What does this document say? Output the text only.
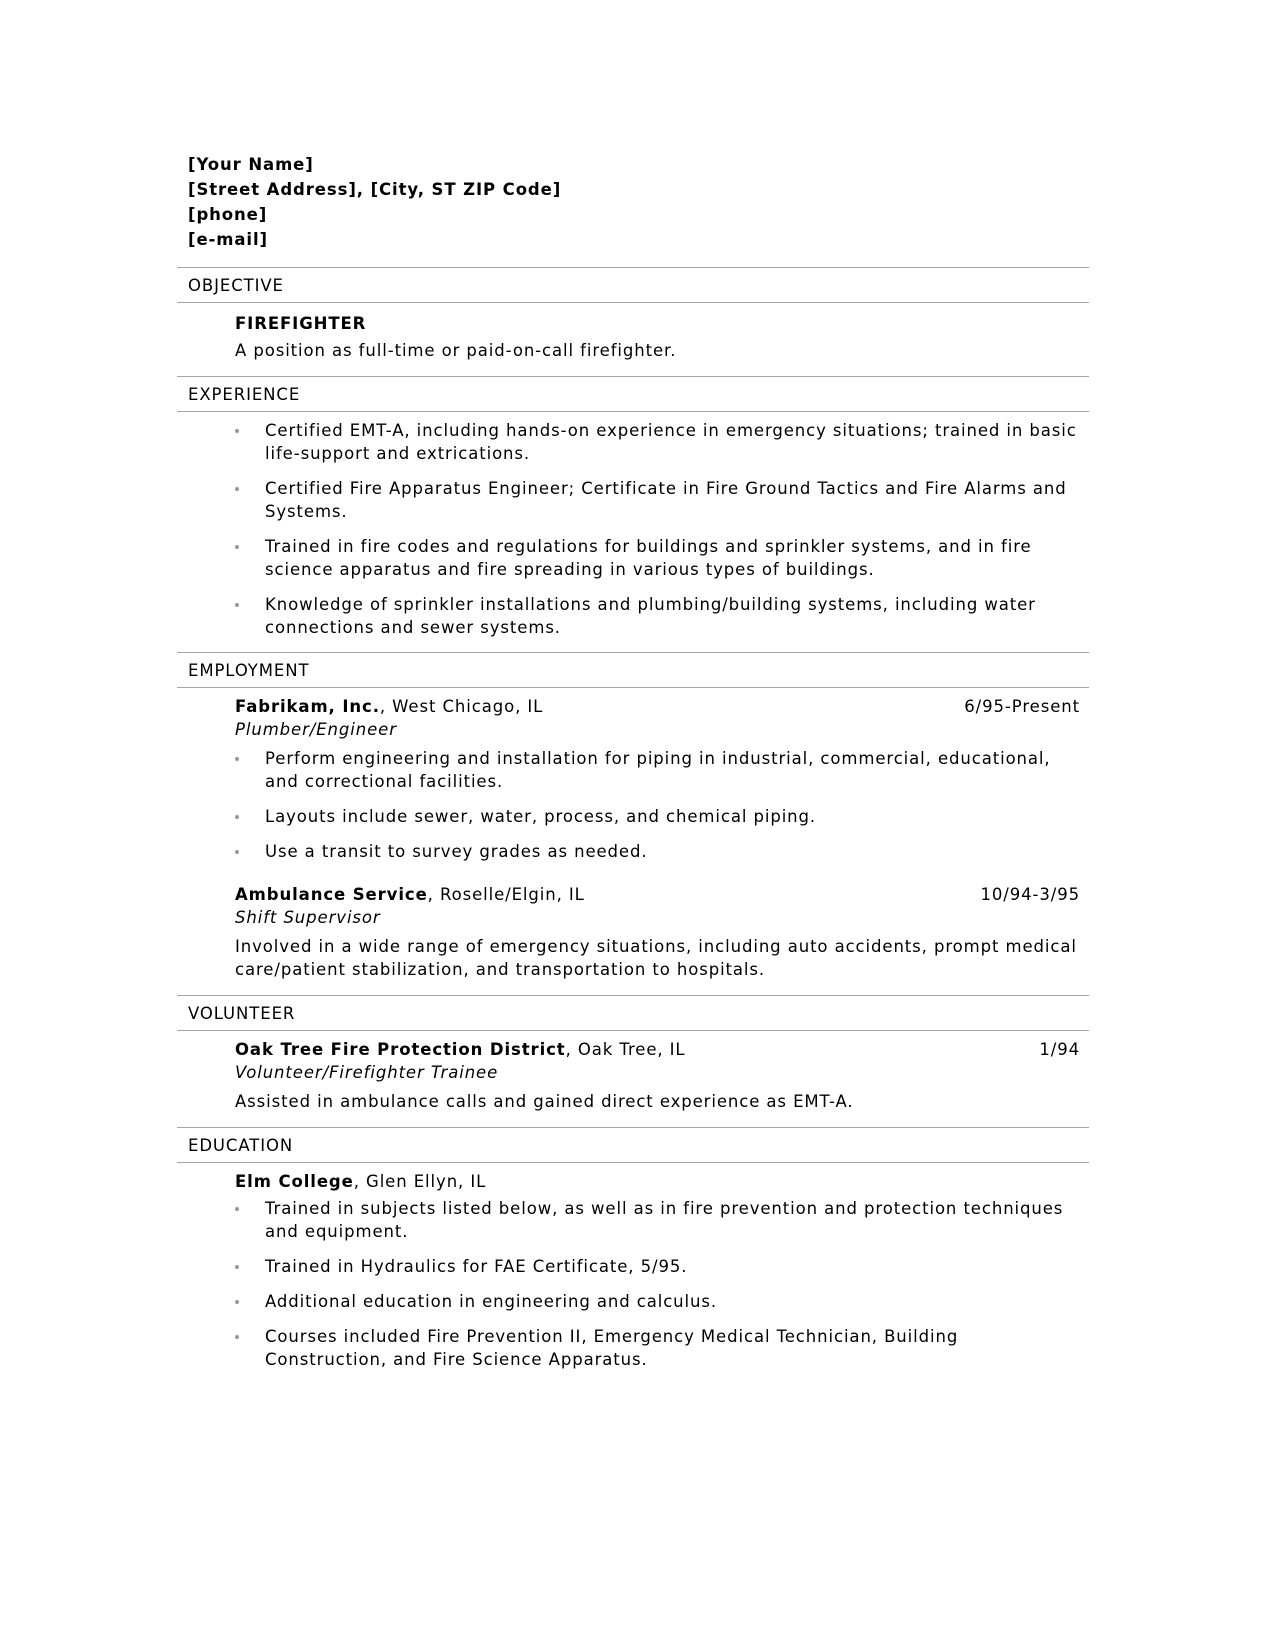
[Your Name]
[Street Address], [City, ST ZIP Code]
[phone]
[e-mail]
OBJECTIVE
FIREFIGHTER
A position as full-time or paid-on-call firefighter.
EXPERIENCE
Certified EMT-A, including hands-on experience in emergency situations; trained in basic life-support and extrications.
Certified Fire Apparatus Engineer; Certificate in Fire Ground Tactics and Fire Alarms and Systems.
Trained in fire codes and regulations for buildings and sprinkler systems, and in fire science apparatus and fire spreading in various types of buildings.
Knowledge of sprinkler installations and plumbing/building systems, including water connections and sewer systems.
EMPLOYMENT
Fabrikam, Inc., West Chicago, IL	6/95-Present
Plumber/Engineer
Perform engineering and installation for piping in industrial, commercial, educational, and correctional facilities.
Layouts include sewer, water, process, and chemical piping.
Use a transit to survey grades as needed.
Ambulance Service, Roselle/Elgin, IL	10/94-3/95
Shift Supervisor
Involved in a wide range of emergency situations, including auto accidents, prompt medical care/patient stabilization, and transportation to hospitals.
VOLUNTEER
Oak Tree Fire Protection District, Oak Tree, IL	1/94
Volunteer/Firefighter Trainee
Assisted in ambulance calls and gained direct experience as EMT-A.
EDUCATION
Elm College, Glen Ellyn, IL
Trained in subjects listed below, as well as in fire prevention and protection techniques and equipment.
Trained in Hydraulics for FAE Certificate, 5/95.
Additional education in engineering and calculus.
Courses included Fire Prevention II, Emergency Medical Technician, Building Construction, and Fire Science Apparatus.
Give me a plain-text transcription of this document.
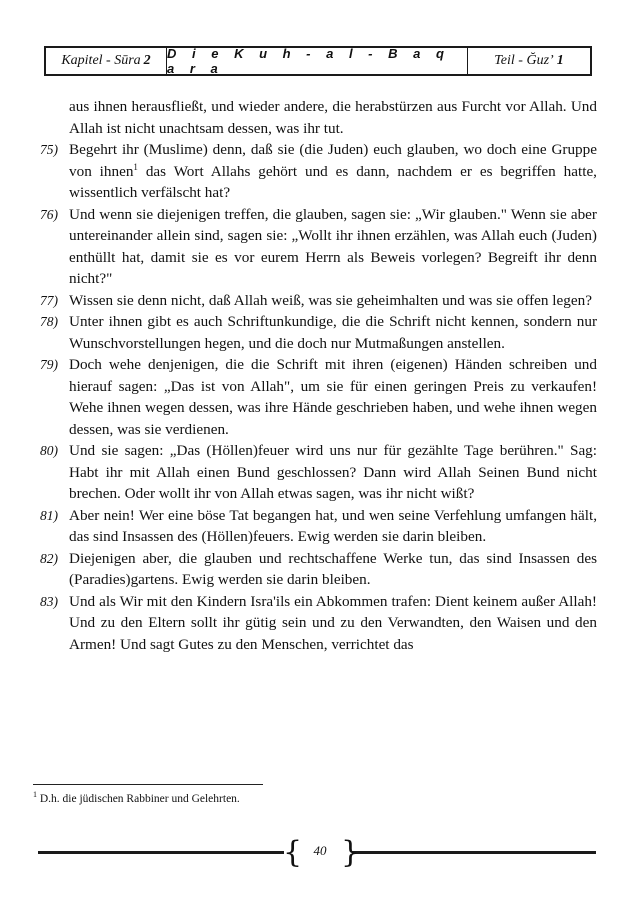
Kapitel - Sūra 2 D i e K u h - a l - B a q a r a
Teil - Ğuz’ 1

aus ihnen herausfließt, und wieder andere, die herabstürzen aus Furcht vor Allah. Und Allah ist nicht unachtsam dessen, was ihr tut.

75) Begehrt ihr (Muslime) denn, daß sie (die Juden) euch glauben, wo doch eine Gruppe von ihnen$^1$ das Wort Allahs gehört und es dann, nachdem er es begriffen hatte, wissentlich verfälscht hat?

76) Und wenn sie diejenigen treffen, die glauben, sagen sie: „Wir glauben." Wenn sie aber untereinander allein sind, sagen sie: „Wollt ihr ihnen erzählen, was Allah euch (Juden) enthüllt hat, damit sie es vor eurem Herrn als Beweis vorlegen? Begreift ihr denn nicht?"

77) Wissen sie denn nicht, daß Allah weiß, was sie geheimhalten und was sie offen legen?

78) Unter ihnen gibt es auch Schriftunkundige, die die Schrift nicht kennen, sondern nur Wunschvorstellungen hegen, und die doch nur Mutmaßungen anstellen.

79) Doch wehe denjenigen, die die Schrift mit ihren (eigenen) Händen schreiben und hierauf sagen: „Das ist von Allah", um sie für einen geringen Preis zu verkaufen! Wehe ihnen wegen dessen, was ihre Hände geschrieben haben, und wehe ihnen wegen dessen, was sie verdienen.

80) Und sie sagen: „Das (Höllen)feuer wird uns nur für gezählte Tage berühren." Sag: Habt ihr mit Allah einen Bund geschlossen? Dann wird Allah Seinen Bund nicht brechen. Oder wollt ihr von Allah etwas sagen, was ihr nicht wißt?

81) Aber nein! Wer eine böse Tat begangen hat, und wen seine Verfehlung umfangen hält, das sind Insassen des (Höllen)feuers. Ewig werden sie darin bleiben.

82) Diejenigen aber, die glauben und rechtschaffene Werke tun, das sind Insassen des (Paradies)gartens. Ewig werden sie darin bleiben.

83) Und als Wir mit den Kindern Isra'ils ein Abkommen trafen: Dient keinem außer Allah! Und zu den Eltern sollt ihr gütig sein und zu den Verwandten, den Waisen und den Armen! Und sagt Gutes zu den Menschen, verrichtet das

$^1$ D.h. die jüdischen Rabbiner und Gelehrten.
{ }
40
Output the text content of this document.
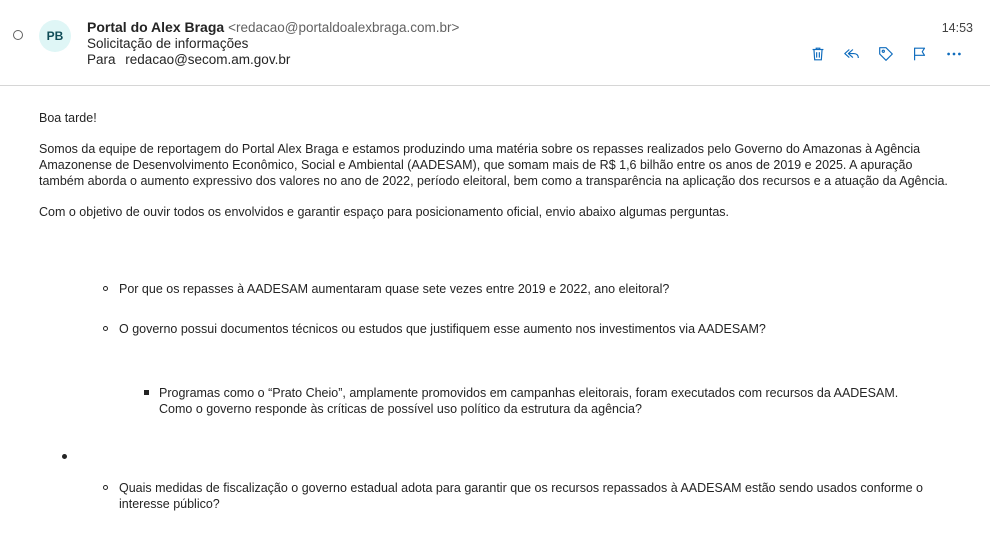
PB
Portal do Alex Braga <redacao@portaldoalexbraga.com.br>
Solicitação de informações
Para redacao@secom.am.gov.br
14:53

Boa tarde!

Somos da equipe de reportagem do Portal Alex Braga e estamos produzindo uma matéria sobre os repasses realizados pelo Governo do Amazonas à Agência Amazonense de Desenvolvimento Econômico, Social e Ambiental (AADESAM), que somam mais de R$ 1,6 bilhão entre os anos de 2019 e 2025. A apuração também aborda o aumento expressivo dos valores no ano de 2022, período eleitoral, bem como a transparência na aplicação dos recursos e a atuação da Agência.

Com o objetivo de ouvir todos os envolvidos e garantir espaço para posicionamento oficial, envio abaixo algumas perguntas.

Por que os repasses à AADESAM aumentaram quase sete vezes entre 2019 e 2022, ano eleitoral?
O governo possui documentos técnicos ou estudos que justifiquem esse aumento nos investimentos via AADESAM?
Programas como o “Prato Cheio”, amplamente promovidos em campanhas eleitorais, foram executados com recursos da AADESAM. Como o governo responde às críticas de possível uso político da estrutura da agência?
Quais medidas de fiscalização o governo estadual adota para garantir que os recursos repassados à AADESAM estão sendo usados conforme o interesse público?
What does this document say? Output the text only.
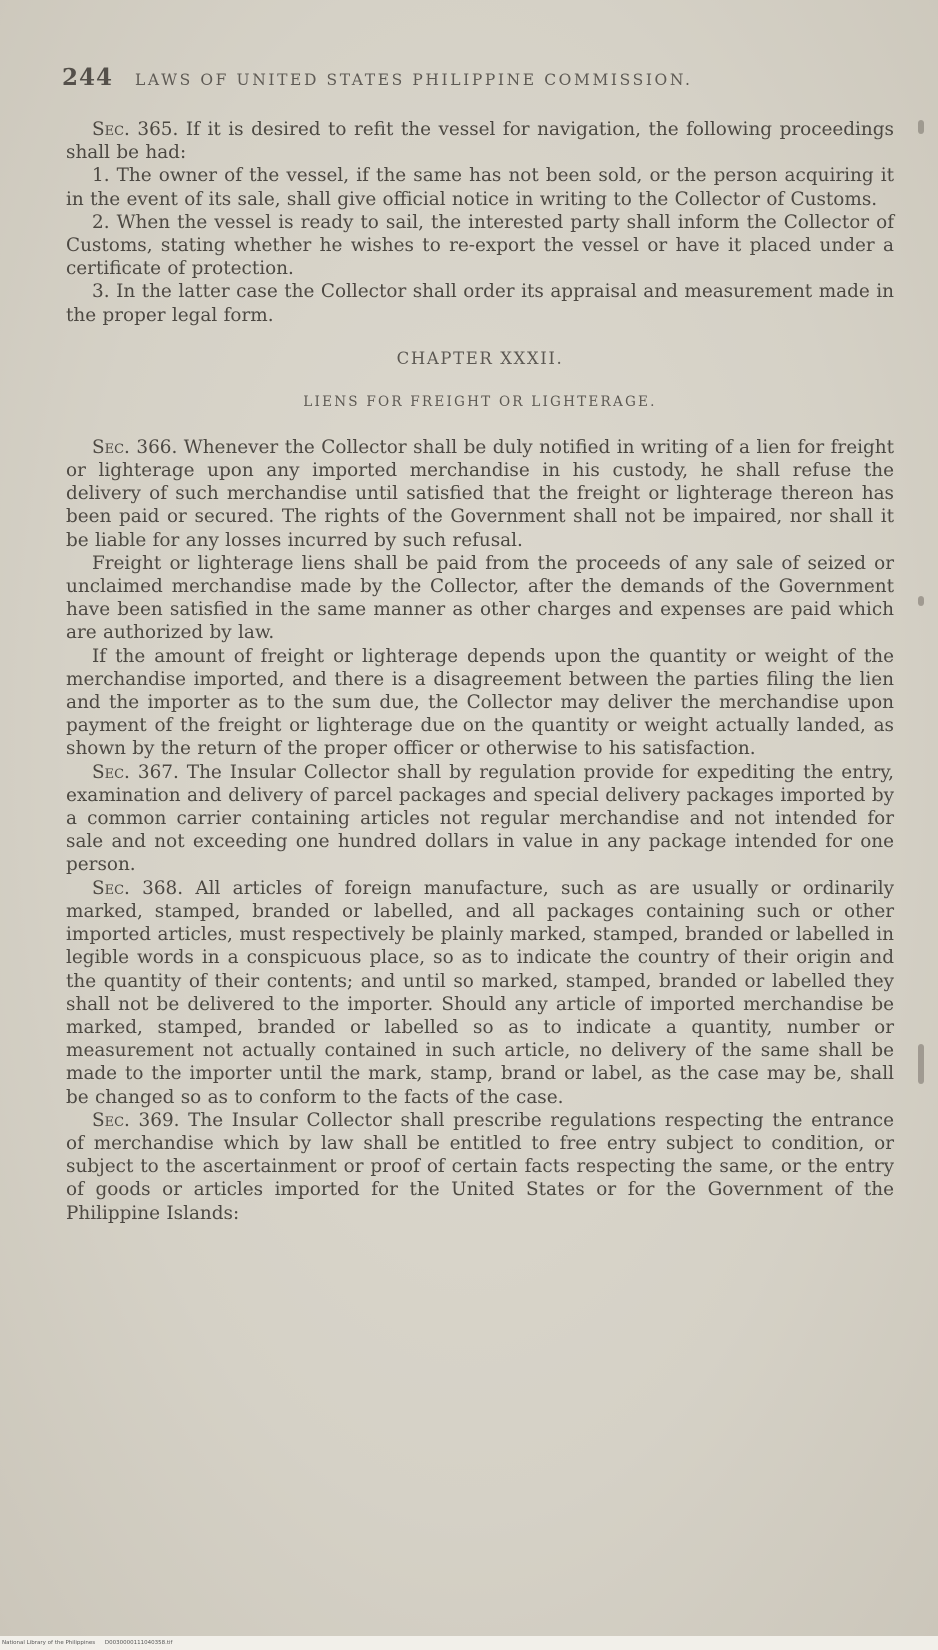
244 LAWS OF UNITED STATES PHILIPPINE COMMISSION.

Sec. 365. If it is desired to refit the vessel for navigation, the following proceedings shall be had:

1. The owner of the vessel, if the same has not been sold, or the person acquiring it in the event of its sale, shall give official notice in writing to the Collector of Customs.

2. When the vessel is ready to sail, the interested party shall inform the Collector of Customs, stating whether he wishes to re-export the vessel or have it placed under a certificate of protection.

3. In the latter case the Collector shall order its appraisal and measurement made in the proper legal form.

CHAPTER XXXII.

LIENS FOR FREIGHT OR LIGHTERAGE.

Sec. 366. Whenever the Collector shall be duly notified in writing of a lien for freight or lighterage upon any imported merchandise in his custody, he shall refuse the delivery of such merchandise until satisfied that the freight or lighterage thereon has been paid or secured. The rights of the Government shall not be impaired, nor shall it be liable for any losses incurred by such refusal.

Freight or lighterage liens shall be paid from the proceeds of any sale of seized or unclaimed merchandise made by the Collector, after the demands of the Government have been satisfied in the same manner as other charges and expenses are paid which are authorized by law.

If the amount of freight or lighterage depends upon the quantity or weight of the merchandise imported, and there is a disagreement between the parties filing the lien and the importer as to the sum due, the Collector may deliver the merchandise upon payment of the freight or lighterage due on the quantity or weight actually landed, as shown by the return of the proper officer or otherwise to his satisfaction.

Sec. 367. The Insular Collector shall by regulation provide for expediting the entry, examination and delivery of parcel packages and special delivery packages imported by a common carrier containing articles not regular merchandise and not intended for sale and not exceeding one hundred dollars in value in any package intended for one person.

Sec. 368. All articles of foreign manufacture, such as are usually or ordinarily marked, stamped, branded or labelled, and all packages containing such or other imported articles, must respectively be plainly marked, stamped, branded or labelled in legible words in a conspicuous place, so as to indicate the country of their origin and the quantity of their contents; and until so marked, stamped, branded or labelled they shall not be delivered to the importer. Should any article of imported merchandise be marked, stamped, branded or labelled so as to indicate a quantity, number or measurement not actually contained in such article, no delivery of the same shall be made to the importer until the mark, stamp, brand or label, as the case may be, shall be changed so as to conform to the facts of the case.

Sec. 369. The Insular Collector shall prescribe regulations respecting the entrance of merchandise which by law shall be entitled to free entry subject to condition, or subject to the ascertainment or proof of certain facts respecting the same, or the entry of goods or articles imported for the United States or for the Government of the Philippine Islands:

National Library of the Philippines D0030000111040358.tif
▬▬▬▬▬▬
## Directive
Make a copy of each line that contains the string "Portal".

## Result of this task
Portal do Alex Braga <redacao@portaldoalexbraga.com.br>
Somos da equipe de reportagem do Portal Alex Braga e estamos produzindo uma matéria sobre os repasses realizados pelo Governo do Amazonas à Agência Amazonense de Desenvolvimento Econômico, Social e Ambiental (AADESAM), que somam mais de R$ 1,6 bilhão entre os anos de 2019 e 2025. A apuração também aborda o aumento expressivo dos valores no ano de 2022, período eleitoral, bem como a transparência na aplicação dos recursos e a atuação da Agência.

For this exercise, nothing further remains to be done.